- Problem to solve
Both ends included, set down the lines from the line containing "Type out the text in this image." through the last line of the records below, without pictures.

- Data extract
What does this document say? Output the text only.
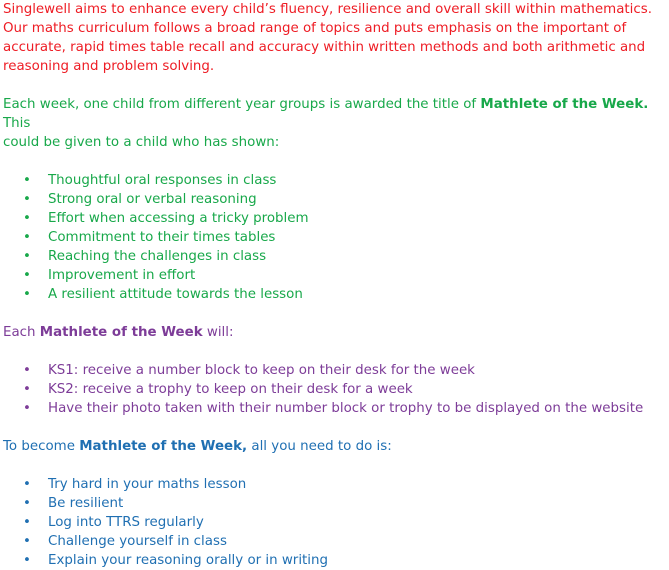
Singlewell aims to enhance every child’s fluency, resilience and overall skill within mathematics.

Our maths curriculum follows a broad range of topics and puts emphasis on the important of

accurate, rapid times table recall and accuracy within written methods and both arithmetic and

reasoning and problem solving.

Each week, one child from different year groups is awarded the title of Mathlete of the Week. This

could be given to a child who has shown:

• Thoughtful oral responses in class
• Strong oral or verbal reasoning
• Effort when accessing a tricky problem
• Commitment to their times tables
• Reaching the challenges in class
• Improvement in effort
• A resilient attitude towards the lesson

Each Mathlete of the Week will:

• KS1: receive a number block to keep on their desk for the week
• KS2: receive a trophy to keep on their desk for a week
• Have their photo taken with their number block or trophy to be displayed on the website

To become Mathlete of the Week, all you need to do is:

• Try hard in your maths lesson
• Be resilient
• Log into TTRS regularly
• Challenge yourself in class
• Explain your reasoning orally or in writing
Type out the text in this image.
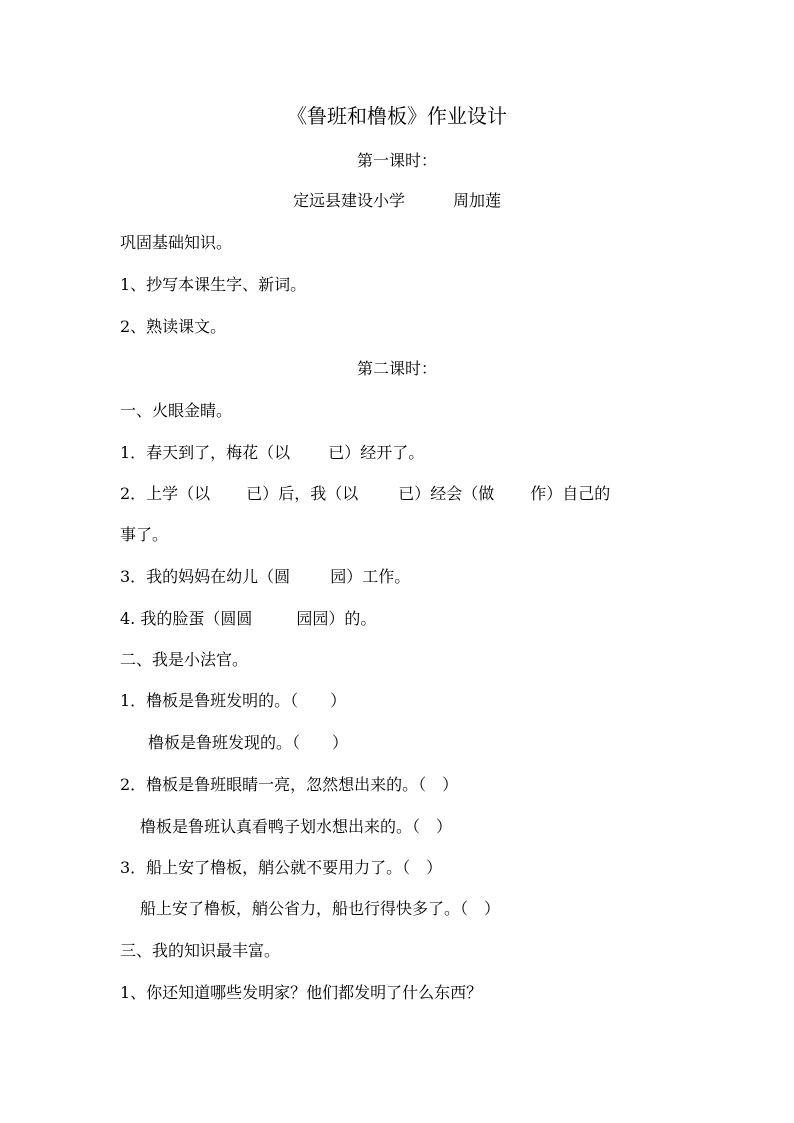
《鲁班和橹板》作业设计
第一课时：
定远县建设小学	周加莲
巩固基础知识。
1、抄写本课生字、新词。
2、熟读课文。
第二课时：
一、火眼金睛。
1．春天到了，梅花（以 已）经开了。
2．上学（以 已）后，我（以	已）经会（做 作）自己的
事了。
3．我的妈妈在幼儿（圆	园）工作。
4. 我的脸蛋（圆圆	园园）的。
二、我是小法官。
1．橹板是鲁班发明的。（　　）
橹板是鲁班发现的。（　　）
2．橹板是鲁班眼睛一亮，忽然想出来的。（　）
橹板是鲁班认真看鸭子划水想出来的。（　）
3．船上安了橹板，艄公就不要用力了。（　）
船上安了橹板，艄公省力，船也行得快多了。（　）
三、我的知识最丰富。
1、你还知道哪些发明家？他们都发明了什么东西？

- Exercise solution
Type out the text in this image.
《鲁班和橹板》作业设计
第一课时：
定远县建设小学	周加莲
巩固基础知识。
1、抄写本课生字、新词。
2、熟读课文。
第二课时：
一、火眼金睛。
1．春天到了，梅花（以 已）经开了。
2．上学（以 已）后，我（以	已）经会（做 作）自己的
事了。
3．我的妈妈在幼儿（圆	园）工作。
4. 我的脸蛋（圆圆	园园）的。
二、我是小法官。
1．橹板是鲁班发明的。（　　）
橹板是鲁班发现的。（　　）
2．橹板是鲁班眼睛一亮，忽然想出来的。（　）
橹板是鲁班认真看鸭子划水想出来的。（　）
3．船上安了橹板，艄公就不要用力了。（　）
船上安了橹板，艄公省力，船也行得快多了。（　）
三、我的知识最丰富。
1、你还知道哪些发明家？他们都发明了什么东西？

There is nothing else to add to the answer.